◆ **Description de la tâche**
Réécrivez l'ensemble du listing en remplaçant partout "chevron-down-icon" par "arrow-down-icon", sans rien modifier d'autre. Omettez les images dans votre réponse.

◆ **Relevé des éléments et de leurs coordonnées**
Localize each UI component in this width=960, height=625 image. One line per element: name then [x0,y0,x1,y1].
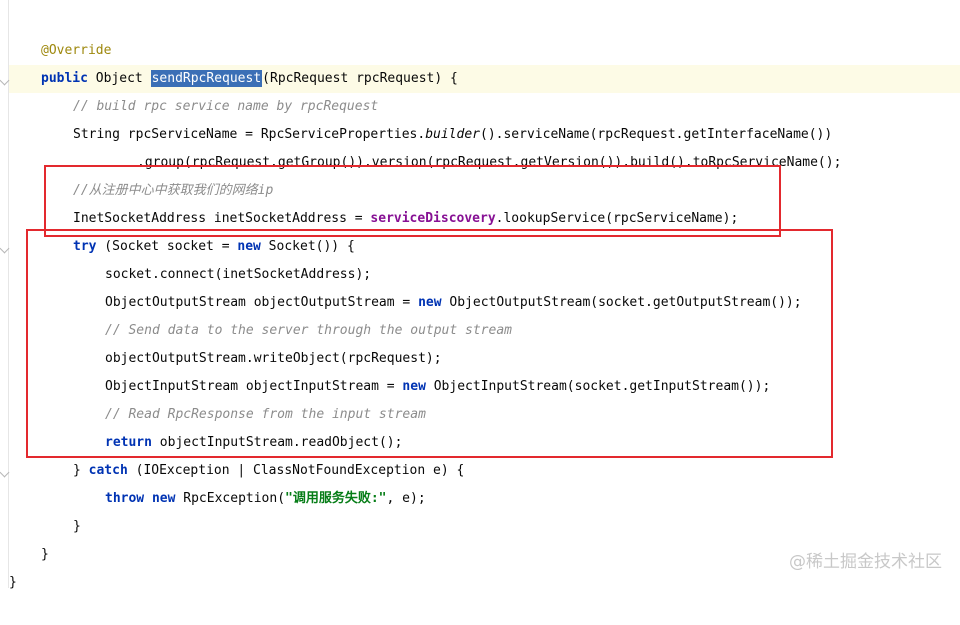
method-name-selected[interactable]: sendRpcRequest [150,70,263,87]
code-text: String rpcServiceName = RpcServiceProper… [73,127,833,142]
annotation-box-discovery [44,165,781,237]
code-text: } catch (IOException | ClassNotFoundExce… [73,463,465,478]
method-signature: public Object sendRpcRequest(RpcRequest … [41,65,458,93]
return-type: Object [87,71,151,86]
code-line-18: } [9,513,960,541]
fold-marker-icon[interactable] [1,77,8,83]
fold-marker-icon[interactable] [1,245,8,251]
watermark: @稀土掘金技术社区 [789,552,942,572]
code-line-2: public Object sendRpcRequest(RpcRequest … [9,65,960,93]
annotation-override: @Override [41,43,112,58]
fold-marker-icon[interactable] [1,469,8,475]
code-line-4: String rpcServiceName = RpcServiceProper… [9,121,960,149]
code-line-1: @Override [9,37,960,65]
annotation-box-socket [26,229,833,458]
keyword-public: public [41,71,88,86]
code-line-3: // build rpc service name by rpcRequest [9,93,960,121]
code-comment: // build rpc service name by rpcRequest [73,99,379,114]
method-params: (RpcRequest rpcRequest) { [262,71,458,86]
code-line-17: throw new RpcException("调用服务失败:", e); [9,485,960,513]
code-text: } [41,547,49,562]
code-text: throw new RpcException("调用服务失败:", e); [105,491,426,506]
code-line-20: } [9,569,960,597]
code-line-16: } catch (IOException | ClassNotFoundExce… [9,457,960,485]
code-text: } [9,575,17,590]
code-text: } [73,519,81,534]
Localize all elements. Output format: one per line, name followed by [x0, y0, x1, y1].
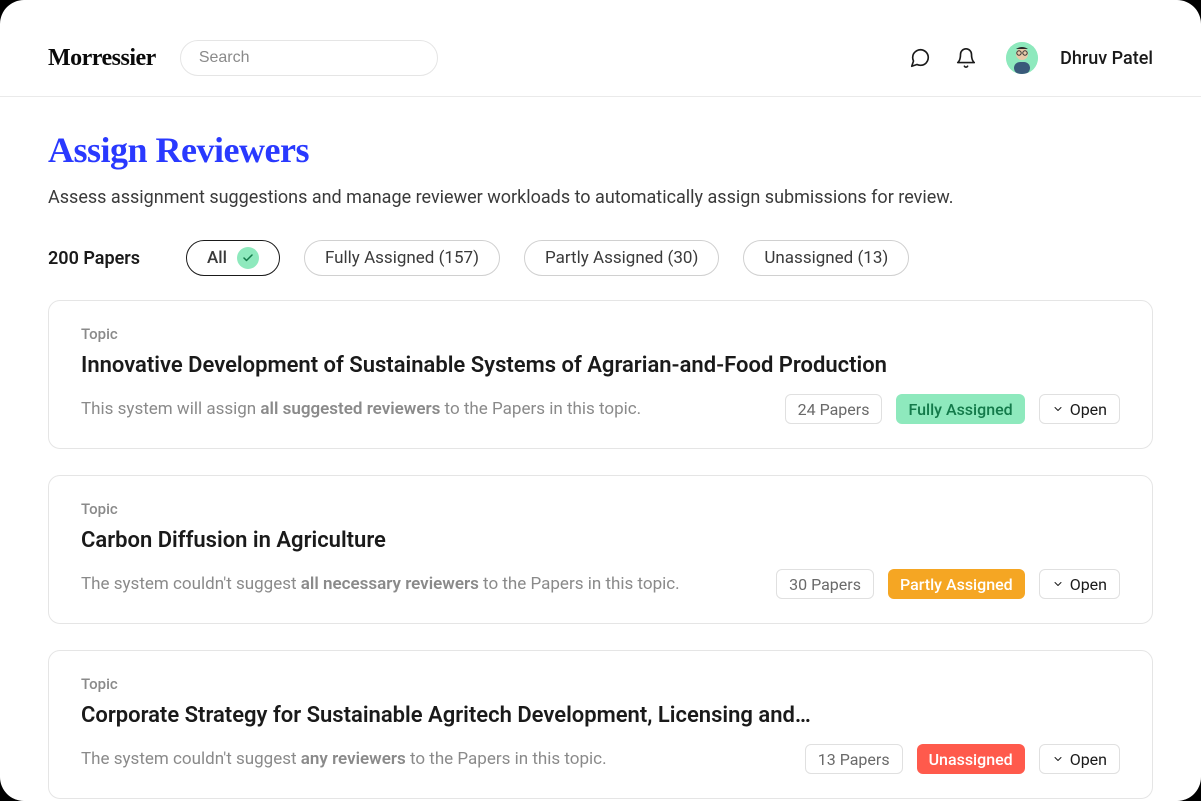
topic-card: Topic Innovative Development of Sustaina… [48, 300, 1153, 449]
paper-count-badge: 24 Papers [785, 394, 883, 424]
filter-all-label: All [207, 248, 227, 268]
chat-icon[interactable] [908, 46, 932, 70]
topic-footer: The system couldn't suggest all necessar… [81, 569, 1120, 599]
chevron-down-icon [1052, 578, 1064, 590]
topic-footer: The system couldn't suggest any reviewer… [81, 744, 1120, 774]
app-window: Morressier Dhruv Patel Assign Reviewers … [0, 0, 1201, 801]
filter-fully-assigned[interactable]: Fully Assigned (157) [304, 240, 500, 276]
page-subtitle: Assess assignment suggestions and manage… [48, 187, 1153, 208]
status-badge: Fully Assigned [896, 394, 1024, 424]
filter-unassigned[interactable]: Unassigned (13) [743, 240, 909, 276]
open-button[interactable]: Open [1039, 569, 1120, 599]
filter-partly-assigned[interactable]: Partly Assigned (30) [524, 240, 719, 276]
topic-label: Topic [81, 500, 1120, 518]
search-input[interactable] [180, 40, 438, 76]
topic-title: Carbon Diffusion in Agriculture [81, 528, 1120, 553]
status-badge: Partly Assigned [888, 569, 1025, 599]
content: Assign Reviewers Assess assignment sugge… [0, 97, 1201, 801]
topic-label: Topic [81, 675, 1120, 693]
topic-title: Corporate Strategy for Sustainable Agrit… [81, 703, 1120, 728]
username: Dhruv Patel [1060, 48, 1153, 69]
open-button[interactable]: Open [1039, 744, 1120, 774]
paper-count: 200 Papers [48, 248, 140, 269]
header: Morressier Dhruv Patel [0, 0, 1201, 97]
paper-count-badge: 30 Papers [776, 569, 874, 599]
chevron-down-icon [1052, 403, 1064, 415]
topic-card: Topic Carbon Diffusion in Agriculture Th… [48, 475, 1153, 624]
topic-desc: This system will assign all suggested re… [81, 399, 771, 419]
paper-count-badge: 13 Papers [805, 744, 903, 774]
status-badge: Unassigned [917, 744, 1025, 774]
header-icons: Dhruv Patel [908, 42, 1153, 74]
page-title: Assign Reviewers [48, 129, 1153, 171]
logo: Morressier [48, 45, 156, 72]
open-button[interactable]: Open [1039, 394, 1120, 424]
topic-card: Topic Corporate Strategy for Sustainable… [48, 650, 1153, 799]
topic-label: Topic [81, 325, 1120, 343]
topic-desc: The system couldn't suggest any reviewer… [81, 749, 791, 769]
check-icon [237, 247, 259, 269]
filter-all[interactable]: All [186, 240, 280, 276]
filter-row: 200 Papers All Fully Assigned (157) Part… [48, 240, 1153, 276]
avatar[interactable] [1006, 42, 1038, 74]
topic-footer: This system will assign all suggested re… [81, 394, 1120, 424]
topic-title: Innovative Development of Sustainable Sy… [81, 353, 1120, 378]
chevron-down-icon [1052, 753, 1064, 765]
bell-icon[interactable] [954, 46, 978, 70]
topic-desc: The system couldn't suggest all necessar… [81, 574, 762, 594]
search-wrap [180, 40, 438, 76]
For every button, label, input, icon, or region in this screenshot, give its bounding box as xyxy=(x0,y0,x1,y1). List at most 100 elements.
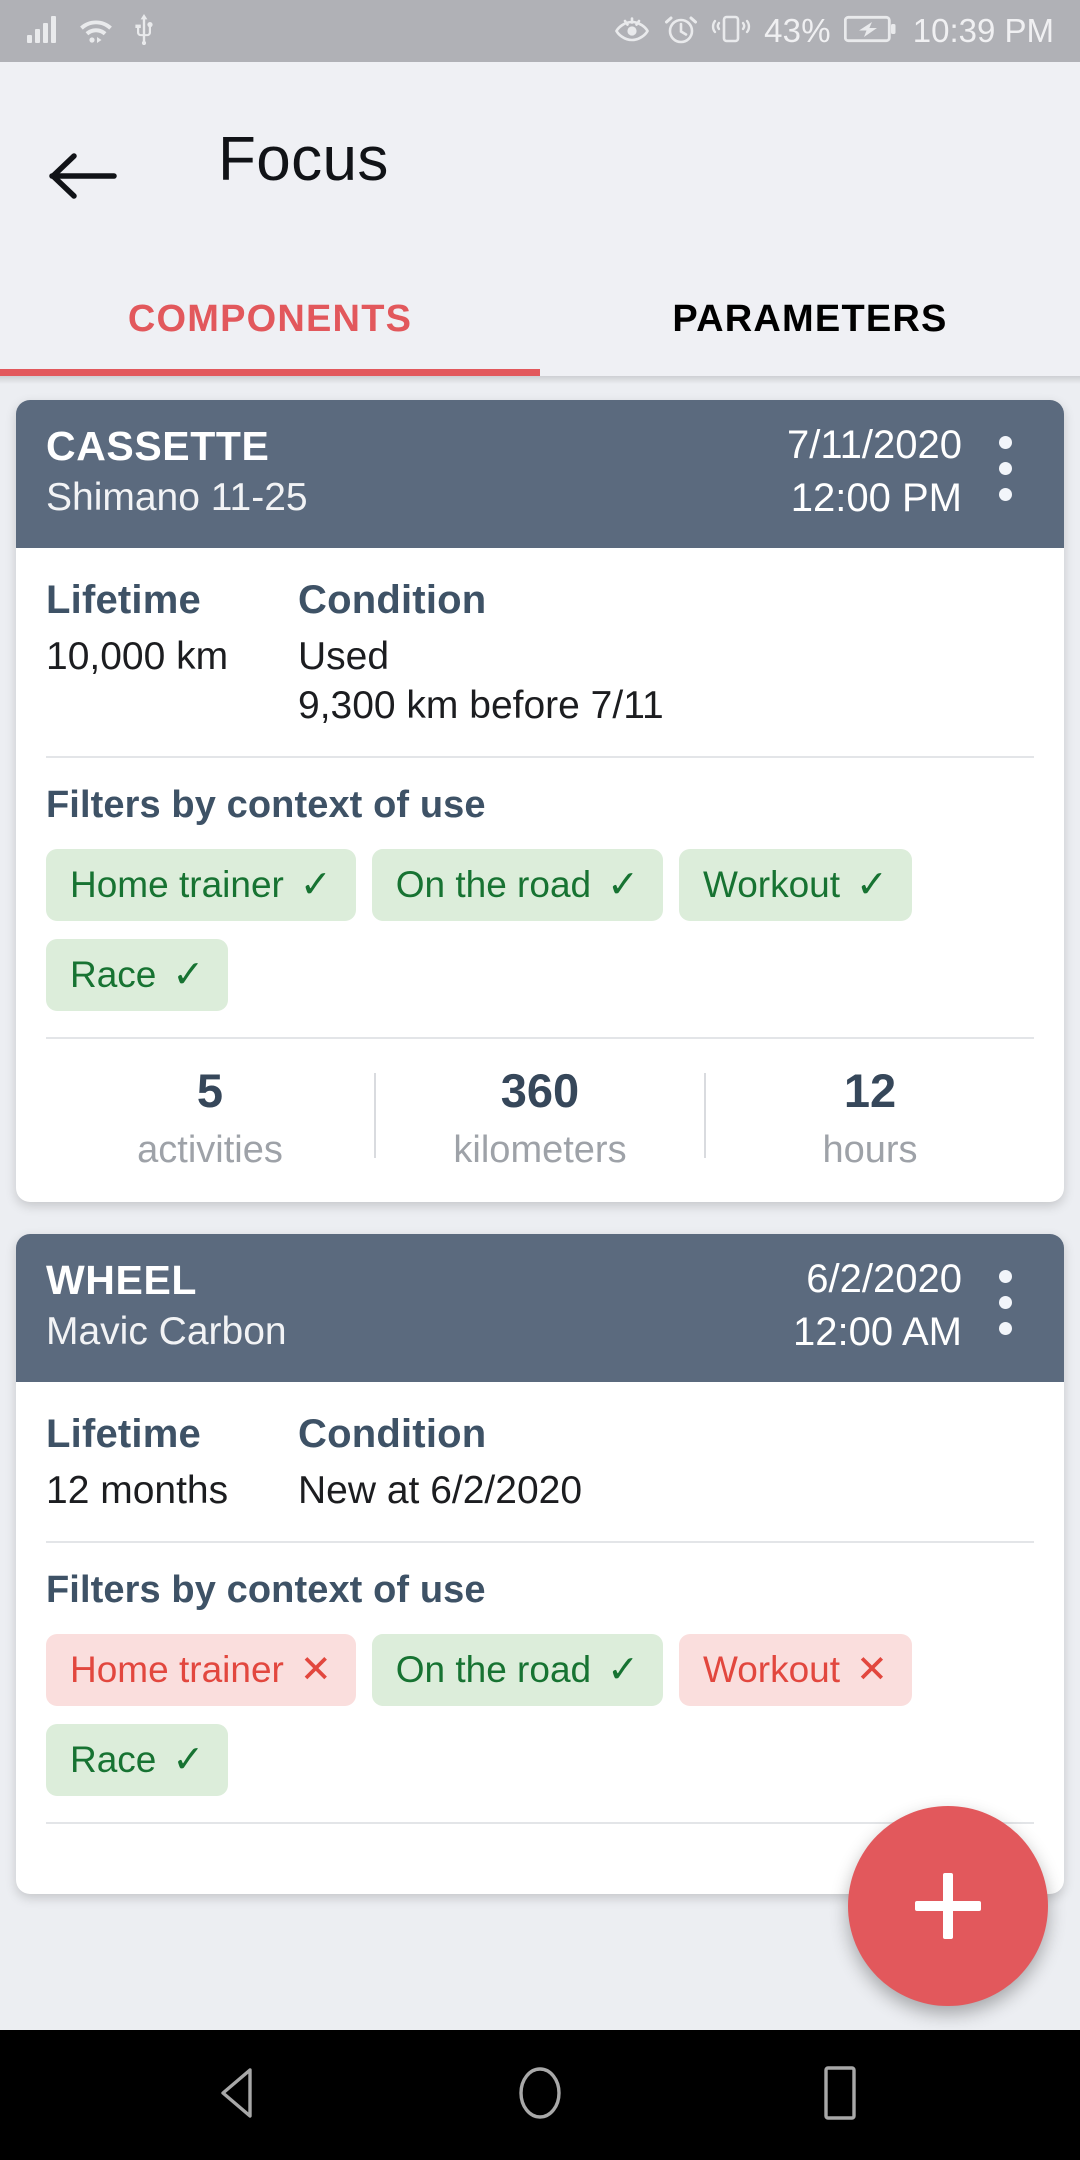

◆ **Réponse**
Localize each UI component in this width=960, height=625 image. One line per element: name then [x0,y0,x1,y1].
method-name-selected[interactable]: sendRpcRequest [150,70,263,87]
code-text: String rpcServiceName = RpcServiceProper… [73,127,833,142]
annotation-box-discovery [44,165,781,237]
code-text: } catch (IOException | ClassNotFoundExce… [73,463,465,478]
method-signature: public Object sendRpcRequest(RpcRequest … [41,65,458,93]
return-type: Object [87,71,151,86]
code-line-18: } [9,513,960,541]
fold-marker-icon[interactable] [1,77,8,83]
fold-marker-icon[interactable] [1,245,8,251]
watermark: @稀土掘金技术社区 [789,552,942,572]
code-line-2: public Object sendRpcRequest(RpcRequest … [9,65,960,93]
annotation-override: @Override [41,43,112,58]
fold-marker-icon[interactable] [1,469,8,475]
code-line-4: String rpcServiceName = RpcServiceProper… [9,121,960,149]
code-line-1: @Override [9,37,960,65]
annotation-box-socket [26,229,833,458]
keyword-public: public [41,71,88,86]
code-line-3: // build rpc service name by rpcRequest [9,93,960,121]
code-comment: // build rpc service name by rpcRequest [73,99,379,114]
method-params: (RpcRequest rpcRequest) { [262,71,458,86]
code-line-17: throw new RpcException("调用服务失败:", e); [9,485,960,513]
code-text: } [41,547,49,562]
code-text: throw new RpcException("调用服务失败:", e); [105,491,426,506]
code-line-20: } [9,569,960,597]
code-line-16: } catch (IOException | ClassNotFoundExce… [9,457,960,485]
code-text: } [9,575,17,590]
code-text: } [73,519,81,534]
Localize all elements. Output format: one per line, name followed by [x0, y0, x1, y1].
topic-card: Topic Innovative Development of Sustaina… [48, 300, 1153, 449]
paper-count-badge: 24 Papers [785, 394, 883, 424]
filter-all-label: All [207, 248, 227, 268]
chat-icon[interactable] [908, 46, 932, 70]
topic-footer: The system couldn't suggest all necessar… [81, 569, 1120, 599]
arrow-down-icon [1052, 578, 1064, 590]
topic-footer: The system couldn't suggest any reviewer… [81, 744, 1120, 774]
app-window: Morressier Dhruv Patel Assign Reviewers … [0, 0, 1201, 801]
filter-fully-assigned[interactable]: Fully Assigned (157) [304, 240, 500, 276]
page-subtitle: Assess assignment suggestions and manage… [48, 187, 1153, 208]
status-badge: Fully Assigned [896, 394, 1024, 424]
filter-unassigned[interactable]: Unassigned (13) [743, 240, 909, 276]
open-button[interactable]: Open [1039, 569, 1120, 599]
filter-partly-assigned[interactable]: Partly Assigned (30) [524, 240, 719, 276]
topic-label: Topic [81, 500, 1120, 518]
search-input[interactable] [180, 40, 438, 76]
topic-title: Carbon Diffusion in Agriculture [81, 528, 1120, 553]
status-badge: Partly Assigned [888, 569, 1025, 599]
content: Assign Reviewers Assess assignment sugge… [0, 97, 1201, 801]
topic-label: Topic [81, 675, 1120, 693]
topic-title: Corporate Strategy for Sustainable Agrit… [81, 703, 1120, 728]
username: Dhruv Patel [1060, 48, 1153, 69]
open-button[interactable]: Open [1039, 744, 1120, 774]
paper-count: 200 Papers [48, 248, 140, 269]
header: Morressier Dhruv Patel [0, 0, 1201, 97]
paper-count-badge: 30 Papers [776, 569, 874, 599]
arrow-down-icon [1052, 403, 1064, 415]
topic-card: Topic Carbon Diffusion in Agriculture Th… [48, 475, 1153, 624]
topic-desc: This system will assign all suggested re… [81, 399, 771, 419]
paper-count-badge: 13 Papers [805, 744, 903, 774]
status-badge: Unassigned [917, 744, 1025, 774]
header-icons: Dhruv Patel [908, 42, 1153, 74]
page-title: Assign Reviewers [48, 129, 1153, 171]
logo: Morressier [48, 45, 156, 72]
open-button[interactable]: Open [1039, 394, 1120, 424]
topic-card: Topic Corporate Strategy for Sustainable… [48, 650, 1153, 799]
topic-label: Topic [81, 325, 1120, 343]
topic-desc: The system couldn't suggest any reviewer… [81, 749, 791, 769]
check-icon [237, 247, 259, 269]
filter-all[interactable]: All [186, 240, 280, 276]
filter-row: 200 Papers All Fully Assigned (157) Part… [48, 240, 1153, 276]
avatar[interactable] [1006, 42, 1038, 74]
topic-footer: This system will assign all suggested re… [81, 394, 1120, 424]
topic-title: Innovative Development of Sustainable Sy… [81, 353, 1120, 378]
arrow-down-icon [1052, 753, 1064, 765]
bell-icon[interactable] [954, 46, 978, 70]
topic-desc: The system couldn't suggest all necessar… [81, 574, 762, 594]
search-wrap [180, 40, 438, 76]
For every button, label, input, icon, or region in this screenshot, give its bounding box as xyxy=(x0,y0,x1,y1). List at most 100 elements.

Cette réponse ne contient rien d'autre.